• _Information given_
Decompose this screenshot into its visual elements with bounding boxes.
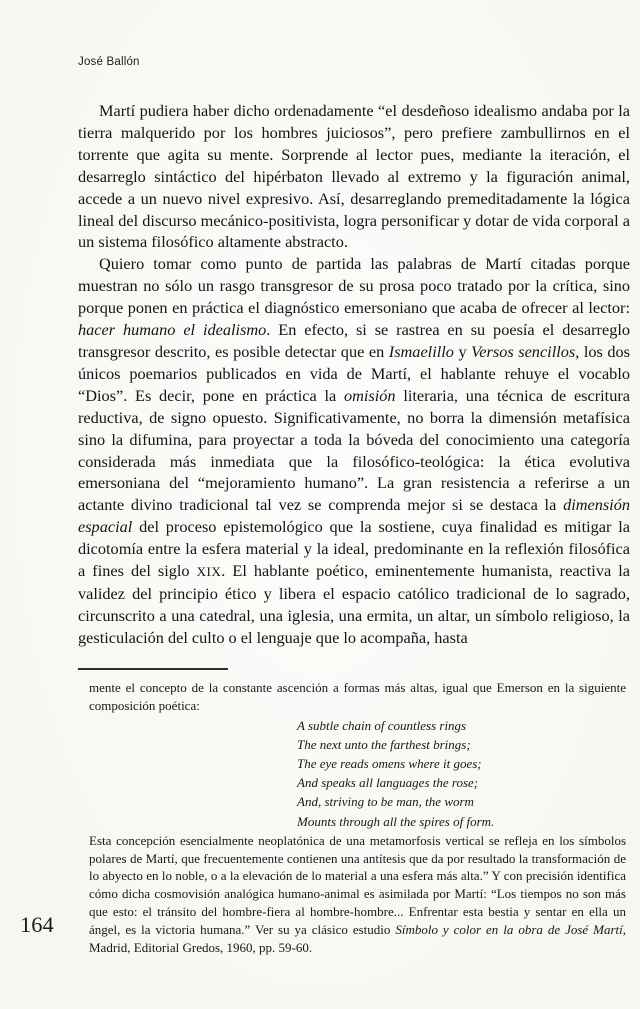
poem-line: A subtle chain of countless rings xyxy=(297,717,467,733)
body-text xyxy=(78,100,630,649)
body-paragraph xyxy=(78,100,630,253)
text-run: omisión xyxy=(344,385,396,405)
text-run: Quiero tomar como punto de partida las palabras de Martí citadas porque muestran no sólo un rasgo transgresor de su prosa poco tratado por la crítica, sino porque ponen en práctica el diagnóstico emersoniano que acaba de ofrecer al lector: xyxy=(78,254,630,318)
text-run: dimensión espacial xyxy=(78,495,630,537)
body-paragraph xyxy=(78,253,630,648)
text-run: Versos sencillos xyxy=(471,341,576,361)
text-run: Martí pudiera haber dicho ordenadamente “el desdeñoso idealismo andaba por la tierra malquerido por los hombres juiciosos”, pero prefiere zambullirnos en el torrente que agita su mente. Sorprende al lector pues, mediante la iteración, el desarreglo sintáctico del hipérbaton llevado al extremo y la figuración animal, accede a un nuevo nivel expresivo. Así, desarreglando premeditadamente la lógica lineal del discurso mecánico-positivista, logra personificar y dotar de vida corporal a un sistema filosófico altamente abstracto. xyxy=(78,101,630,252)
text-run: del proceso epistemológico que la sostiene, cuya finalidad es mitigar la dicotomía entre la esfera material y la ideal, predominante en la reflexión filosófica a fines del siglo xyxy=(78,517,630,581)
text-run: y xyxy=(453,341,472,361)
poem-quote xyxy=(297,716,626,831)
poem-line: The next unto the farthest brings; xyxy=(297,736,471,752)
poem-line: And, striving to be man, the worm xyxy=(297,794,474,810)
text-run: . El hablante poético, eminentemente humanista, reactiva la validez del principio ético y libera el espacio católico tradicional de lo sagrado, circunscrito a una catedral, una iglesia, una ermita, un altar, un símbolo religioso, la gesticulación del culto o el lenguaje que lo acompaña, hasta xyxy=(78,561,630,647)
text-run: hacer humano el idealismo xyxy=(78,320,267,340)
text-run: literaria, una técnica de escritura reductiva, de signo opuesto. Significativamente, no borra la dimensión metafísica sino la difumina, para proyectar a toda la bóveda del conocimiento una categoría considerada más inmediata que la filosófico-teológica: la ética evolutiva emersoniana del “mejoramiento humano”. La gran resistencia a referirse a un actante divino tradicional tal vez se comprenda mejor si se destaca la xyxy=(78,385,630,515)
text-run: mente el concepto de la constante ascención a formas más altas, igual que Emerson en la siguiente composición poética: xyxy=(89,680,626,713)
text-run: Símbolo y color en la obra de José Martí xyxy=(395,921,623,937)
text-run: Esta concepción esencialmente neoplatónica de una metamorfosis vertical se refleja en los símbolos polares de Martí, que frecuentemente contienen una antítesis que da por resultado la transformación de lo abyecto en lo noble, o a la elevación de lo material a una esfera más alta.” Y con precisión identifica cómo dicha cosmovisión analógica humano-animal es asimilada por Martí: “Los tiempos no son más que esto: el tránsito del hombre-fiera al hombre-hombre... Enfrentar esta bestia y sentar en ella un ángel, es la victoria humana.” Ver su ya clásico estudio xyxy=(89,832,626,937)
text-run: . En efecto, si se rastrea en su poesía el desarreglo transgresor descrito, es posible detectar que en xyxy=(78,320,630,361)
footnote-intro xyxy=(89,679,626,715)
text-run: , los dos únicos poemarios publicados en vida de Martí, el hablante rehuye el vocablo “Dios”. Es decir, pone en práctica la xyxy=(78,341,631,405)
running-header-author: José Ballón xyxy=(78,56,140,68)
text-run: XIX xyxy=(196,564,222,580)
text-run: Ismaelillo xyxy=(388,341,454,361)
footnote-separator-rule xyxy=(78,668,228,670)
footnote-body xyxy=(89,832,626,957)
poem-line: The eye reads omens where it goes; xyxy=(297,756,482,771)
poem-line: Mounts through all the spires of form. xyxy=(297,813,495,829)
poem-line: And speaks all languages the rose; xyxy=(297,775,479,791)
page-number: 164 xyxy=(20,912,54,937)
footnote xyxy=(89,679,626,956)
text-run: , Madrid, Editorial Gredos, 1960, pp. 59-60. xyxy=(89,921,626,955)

* * *

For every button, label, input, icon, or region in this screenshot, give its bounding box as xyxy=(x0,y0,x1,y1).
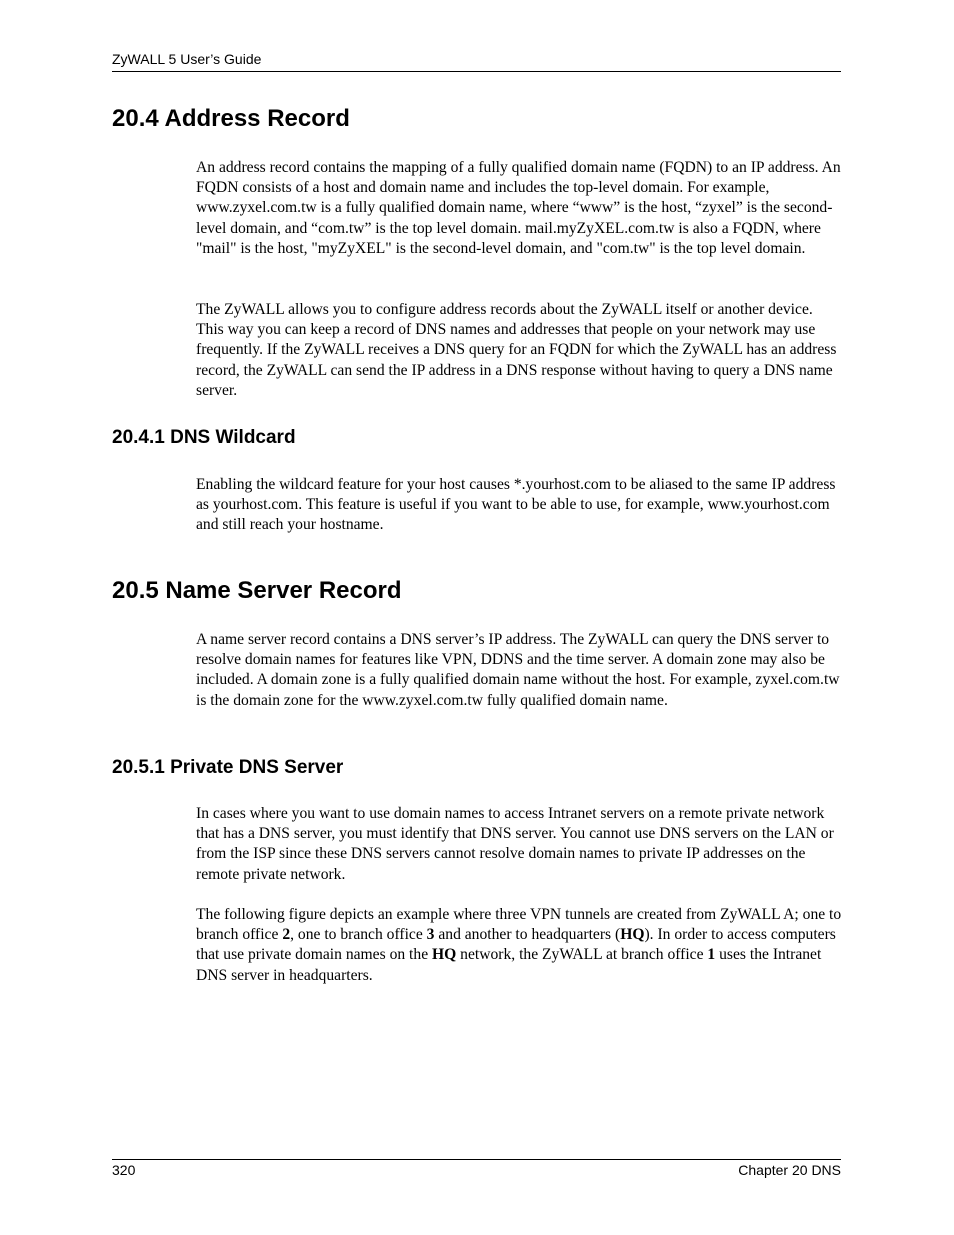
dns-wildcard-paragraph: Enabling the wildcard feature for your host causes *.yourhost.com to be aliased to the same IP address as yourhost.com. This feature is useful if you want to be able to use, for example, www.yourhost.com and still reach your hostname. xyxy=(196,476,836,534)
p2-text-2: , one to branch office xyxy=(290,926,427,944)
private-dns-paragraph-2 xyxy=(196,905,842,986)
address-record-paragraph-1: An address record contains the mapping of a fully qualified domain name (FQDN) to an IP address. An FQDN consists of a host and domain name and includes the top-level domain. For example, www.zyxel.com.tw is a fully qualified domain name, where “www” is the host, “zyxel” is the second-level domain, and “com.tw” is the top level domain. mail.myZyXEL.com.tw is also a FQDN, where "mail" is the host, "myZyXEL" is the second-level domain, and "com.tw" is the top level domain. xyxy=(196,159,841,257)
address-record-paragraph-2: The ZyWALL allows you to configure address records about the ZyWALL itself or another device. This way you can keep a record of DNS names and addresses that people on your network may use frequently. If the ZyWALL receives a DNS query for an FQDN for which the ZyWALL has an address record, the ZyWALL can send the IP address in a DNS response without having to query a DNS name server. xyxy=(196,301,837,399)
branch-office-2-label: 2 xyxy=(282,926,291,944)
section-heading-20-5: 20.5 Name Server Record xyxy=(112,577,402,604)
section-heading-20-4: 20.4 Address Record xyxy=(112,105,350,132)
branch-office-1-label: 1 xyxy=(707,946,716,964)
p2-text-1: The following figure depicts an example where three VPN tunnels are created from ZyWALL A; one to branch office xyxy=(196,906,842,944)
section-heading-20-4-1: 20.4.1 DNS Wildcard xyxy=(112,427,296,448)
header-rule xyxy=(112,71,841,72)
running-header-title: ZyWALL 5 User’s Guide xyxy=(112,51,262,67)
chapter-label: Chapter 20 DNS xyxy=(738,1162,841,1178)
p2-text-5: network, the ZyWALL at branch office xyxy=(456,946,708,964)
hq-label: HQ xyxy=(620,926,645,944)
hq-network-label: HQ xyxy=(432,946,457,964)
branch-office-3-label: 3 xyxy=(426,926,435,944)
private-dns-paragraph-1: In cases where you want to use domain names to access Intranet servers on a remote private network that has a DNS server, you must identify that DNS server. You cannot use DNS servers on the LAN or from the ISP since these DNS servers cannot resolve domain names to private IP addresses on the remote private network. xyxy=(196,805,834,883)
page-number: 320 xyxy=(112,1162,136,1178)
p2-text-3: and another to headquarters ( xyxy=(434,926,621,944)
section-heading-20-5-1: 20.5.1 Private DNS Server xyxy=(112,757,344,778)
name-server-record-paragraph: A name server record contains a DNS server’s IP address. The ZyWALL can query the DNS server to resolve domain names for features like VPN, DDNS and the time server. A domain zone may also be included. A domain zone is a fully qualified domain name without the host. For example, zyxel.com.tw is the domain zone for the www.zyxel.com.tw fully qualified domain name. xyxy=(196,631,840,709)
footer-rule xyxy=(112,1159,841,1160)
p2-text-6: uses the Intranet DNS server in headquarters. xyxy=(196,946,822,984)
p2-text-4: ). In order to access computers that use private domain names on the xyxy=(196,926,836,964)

• _Task prompt_
Could you recast the rows from the one containing "poem-line: A subtle" through the one containing "text-run: Martí pudiera", both included, as a JSON list of strings with one string per row and blank rows left out?

• _Written answer_
[
  "poem-line: A subtle chain of countless rings xyxy=(297,717,467,733)",
  "body-text xyxy=(78,100,630,649)",
  "body-paragraph xyxy=(78,100,630,253)",
  "text-run: omisión xyxy=(344,385,396,405)",
  "text-run: Quiero tomar como punto de partida las palabras de Martí citadas porque muestran no sólo un rasgo transgresor de su prosa poco tratado por la crítica, sino porque ponen en práctica el diagnóstico emersoniano que acaba de ofrecer al lector: xyxy=(78,254,630,318)",
  "text-run: dimensión espacial xyxy=(78,495,630,537)",
  "body-paragraph xyxy=(78,253,630,648)",
  "text-run: Versos sencillos xyxy=(471,341,576,361)",
  "text-run: Martí pudiera haber dicho ordenadamente “el desdeñoso idealismo andaba por la tierra malquerido por los hombres juiciosos”, pero prefiere zambullirnos en el torrente que agita su mente. Sorprende al lector pues, mediante la iteración, el desarreglo sintáctico del hipérbaton llevado al extremo y la figuración animal, accede a un nuevo nivel expresivo. Así, desarreglando premeditadamente la lógica lineal del discurso mecánico-positivista, logra personificar y dotar de vida corporal a un sistema filosófico altamente abstracto. xyxy=(78,101,630,252)"
]